• [Given exercise] Count every line where "preko" occurs. Give the total alone.

Dataset records:
————
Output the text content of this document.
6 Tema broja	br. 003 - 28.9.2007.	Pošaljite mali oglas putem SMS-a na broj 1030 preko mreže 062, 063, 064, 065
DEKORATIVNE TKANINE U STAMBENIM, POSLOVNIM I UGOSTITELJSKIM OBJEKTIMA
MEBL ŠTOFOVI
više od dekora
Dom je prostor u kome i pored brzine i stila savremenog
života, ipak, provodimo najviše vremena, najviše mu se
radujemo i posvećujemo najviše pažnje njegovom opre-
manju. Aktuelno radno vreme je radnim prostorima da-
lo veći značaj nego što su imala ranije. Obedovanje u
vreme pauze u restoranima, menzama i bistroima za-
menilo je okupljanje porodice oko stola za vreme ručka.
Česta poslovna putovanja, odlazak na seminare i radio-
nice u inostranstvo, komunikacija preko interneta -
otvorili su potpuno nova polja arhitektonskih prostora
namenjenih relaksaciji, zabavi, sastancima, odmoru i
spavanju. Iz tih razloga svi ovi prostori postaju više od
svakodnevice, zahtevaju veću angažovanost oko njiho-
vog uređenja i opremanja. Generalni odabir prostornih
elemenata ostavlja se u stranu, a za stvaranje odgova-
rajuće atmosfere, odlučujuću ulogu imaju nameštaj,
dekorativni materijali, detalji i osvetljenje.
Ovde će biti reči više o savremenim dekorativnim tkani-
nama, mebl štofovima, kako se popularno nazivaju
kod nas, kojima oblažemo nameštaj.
————
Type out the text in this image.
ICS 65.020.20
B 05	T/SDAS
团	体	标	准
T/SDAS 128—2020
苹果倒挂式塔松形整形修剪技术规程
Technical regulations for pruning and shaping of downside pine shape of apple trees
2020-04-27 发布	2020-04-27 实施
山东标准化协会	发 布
————
• [Complete answer] 2